> [Dataset extract]:
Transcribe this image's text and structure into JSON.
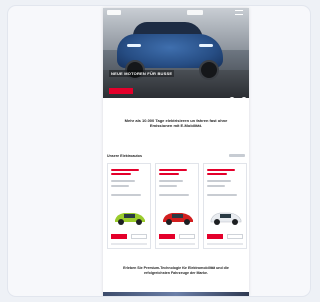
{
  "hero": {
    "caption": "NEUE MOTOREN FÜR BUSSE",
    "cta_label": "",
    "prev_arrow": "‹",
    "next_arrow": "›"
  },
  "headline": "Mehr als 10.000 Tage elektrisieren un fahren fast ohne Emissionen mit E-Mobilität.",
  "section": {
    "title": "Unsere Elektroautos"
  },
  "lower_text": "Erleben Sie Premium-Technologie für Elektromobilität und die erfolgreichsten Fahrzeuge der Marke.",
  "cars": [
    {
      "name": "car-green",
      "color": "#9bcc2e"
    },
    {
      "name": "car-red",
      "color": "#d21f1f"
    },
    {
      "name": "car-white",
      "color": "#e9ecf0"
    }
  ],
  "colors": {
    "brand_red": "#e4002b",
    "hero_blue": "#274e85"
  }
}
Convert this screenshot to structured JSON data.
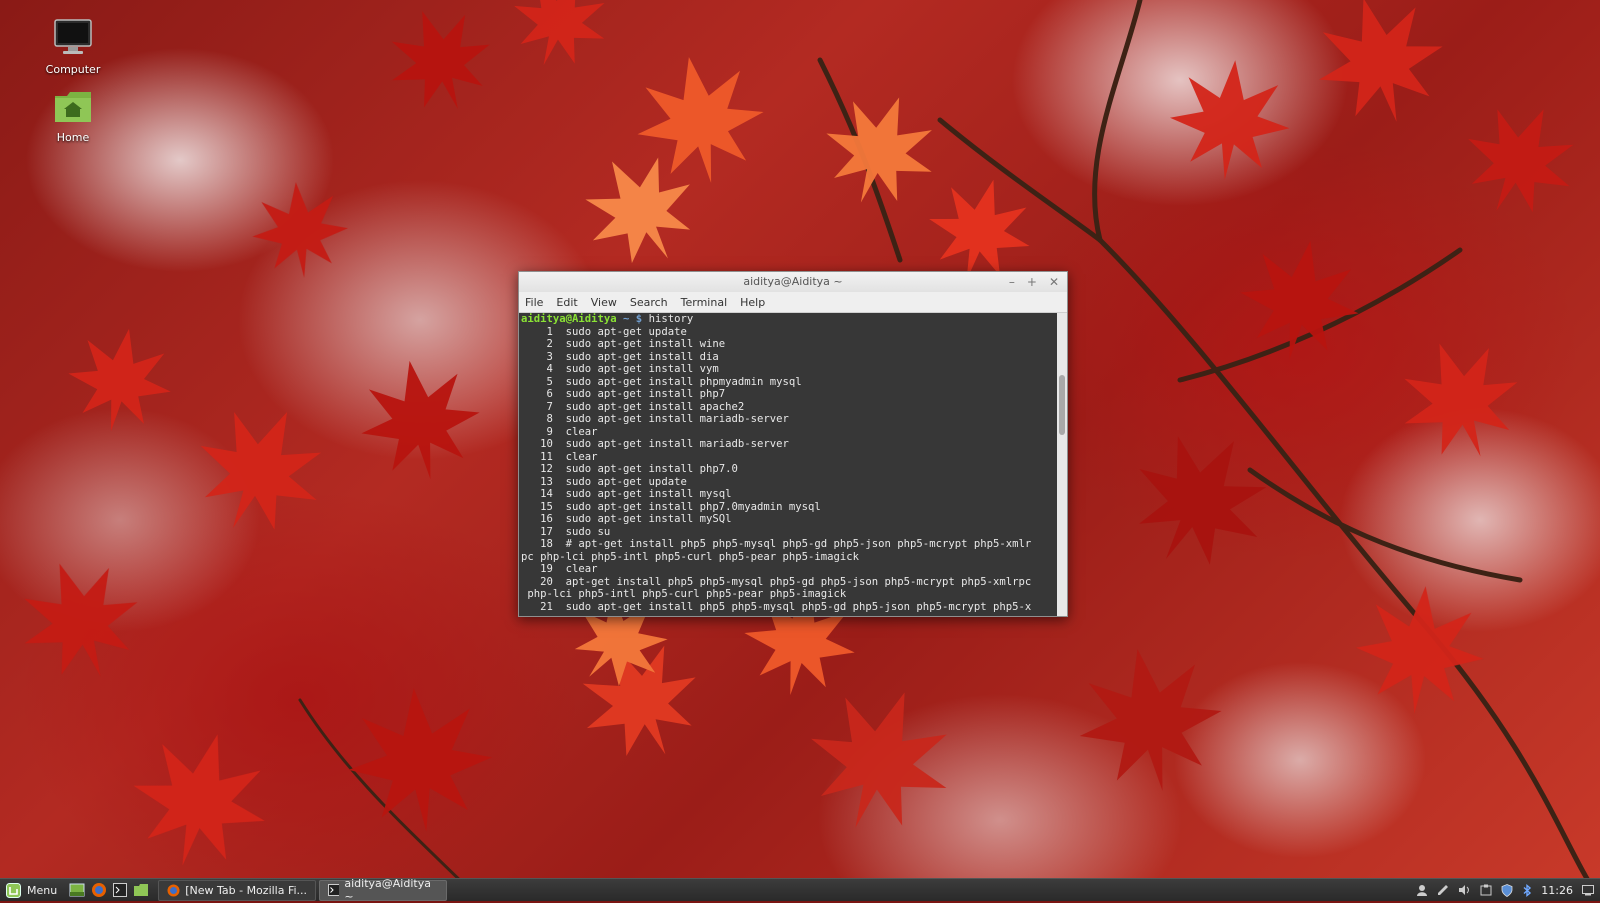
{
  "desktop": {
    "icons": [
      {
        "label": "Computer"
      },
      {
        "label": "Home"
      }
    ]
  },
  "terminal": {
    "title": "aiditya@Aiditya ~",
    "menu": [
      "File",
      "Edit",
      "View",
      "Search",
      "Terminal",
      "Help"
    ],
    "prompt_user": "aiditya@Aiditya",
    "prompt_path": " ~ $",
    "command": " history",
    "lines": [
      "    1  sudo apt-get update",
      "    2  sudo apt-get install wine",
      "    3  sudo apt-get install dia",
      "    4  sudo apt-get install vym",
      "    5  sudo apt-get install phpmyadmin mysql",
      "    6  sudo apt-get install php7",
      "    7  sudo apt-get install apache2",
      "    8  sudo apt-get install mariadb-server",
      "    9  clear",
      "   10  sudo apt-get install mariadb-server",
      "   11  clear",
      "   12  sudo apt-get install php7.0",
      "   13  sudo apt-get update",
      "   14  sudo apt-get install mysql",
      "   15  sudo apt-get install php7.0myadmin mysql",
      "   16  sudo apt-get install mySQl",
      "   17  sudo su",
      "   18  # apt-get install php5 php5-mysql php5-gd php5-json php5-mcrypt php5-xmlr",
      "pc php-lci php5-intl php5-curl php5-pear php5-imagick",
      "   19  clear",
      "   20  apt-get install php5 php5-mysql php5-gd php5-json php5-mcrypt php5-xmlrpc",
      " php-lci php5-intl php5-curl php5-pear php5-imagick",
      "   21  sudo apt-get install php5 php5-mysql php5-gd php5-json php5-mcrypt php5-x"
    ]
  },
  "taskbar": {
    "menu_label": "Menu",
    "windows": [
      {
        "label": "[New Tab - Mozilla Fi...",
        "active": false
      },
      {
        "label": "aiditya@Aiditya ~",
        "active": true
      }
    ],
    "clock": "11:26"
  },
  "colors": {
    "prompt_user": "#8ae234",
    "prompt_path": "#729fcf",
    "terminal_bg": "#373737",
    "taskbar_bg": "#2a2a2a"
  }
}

> [Stated exercise]: Each entry shown above must be quoted exactly, with its pictures left out.

> [Task result]:
Transcribe this image's text and structure into JSON.
{
  "hero": {
    "caption": "NEUE MOTOREN FÜR BUSSE",
    "cta_label": "",
    "prev_arrow": "‹",
    "next_arrow": "›"
  },
  "headline": "Mehr als 10.000 Tage elektrisieren un fahren fast ohne Emissionen mit E-Mobilität.",
  "section": {
    "title": "Unsere Elektroautos"
  },
  "lower_text": "Erleben Sie Premium-Technologie für Elektromobilität und die erfolgreichsten Fahrzeuge der Marke.",
  "cars": [
    {
      "name": "car-green",
      "color": "#9bcc2e"
    },
    {
      "name": "car-red",
      "color": "#d21f1f"
    },
    {
      "name": "car-white",
      "color": "#e9ecf0"
    }
  ],
  "colors": {
    "brand_red": "#e4002b",
    "hero_blue": "#274e85"
  }
}
Convert this screenshot to structured JSON data.
{
  "desktop": {
    "icons": [
      {
        "label": "Computer"
      },
      {
        "label": "Home"
      }
    ]
  },
  "terminal": {
    "title": "aiditya@Aiditya ~",
    "menu": [
      "File",
      "Edit",
      "View",
      "Search",
      "Terminal",
      "Help"
    ],
    "prompt_user": "aiditya@Aiditya",
    "prompt_path": " ~ $",
    "command": " history",
    "lines": [
      "    1  sudo apt-get update",
      "    2  sudo apt-get install wine",
      "    3  sudo apt-get install dia",
      "    4  sudo apt-get install vym",
      "    5  sudo apt-get install phpmyadmin mysql",
      "    6  sudo apt-get install php7",
      "    7  sudo apt-get install apache2",
      "    8  sudo apt-get install mariadb-server",
      "    9  clear",
      "   10  sudo apt-get install mariadb-server",
      "   11  clear",
      "   12  sudo apt-get install php7.0",
      "   13  sudo apt-get update",
      "   14  sudo apt-get install mysql",
      "   15  sudo apt-get install php7.0myadmin mysql",
      "   16  sudo apt-get install mySQl",
      "   17  sudo su",
      "   18  # apt-get install php5 php5-mysql php5-gd php5-json php5-mcrypt php5-xmlr",
      "pc php-lci php5-intl php5-curl php5-pear php5-imagick",
      "   19  clear",
      "   20  apt-get install php5 php5-mysql php5-gd php5-json php5-mcrypt php5-xmlrpc",
      " php-lci php5-intl php5-curl php5-pear php5-imagick",
      "   21  sudo apt-get install php5 php5-mysql php5-gd php5-json php5-mcrypt php5-x"
    ]
  },
  "taskbar": {
    "menu_label": "Menu",
    "windows": [
      {
        "label": "[New Tab - Mozilla Fi...",
        "active": false
      },
      {
        "label": "aiditya@Aiditya ~",
        "active": true
      }
    ],
    "clock": "11:26"
  },
  "colors": {
    "prompt_user": "#8ae234",
    "prompt_path": "#729fcf",
    "terminal_bg": "#373737",
    "taskbar_bg": "#2a2a2a"
  }
}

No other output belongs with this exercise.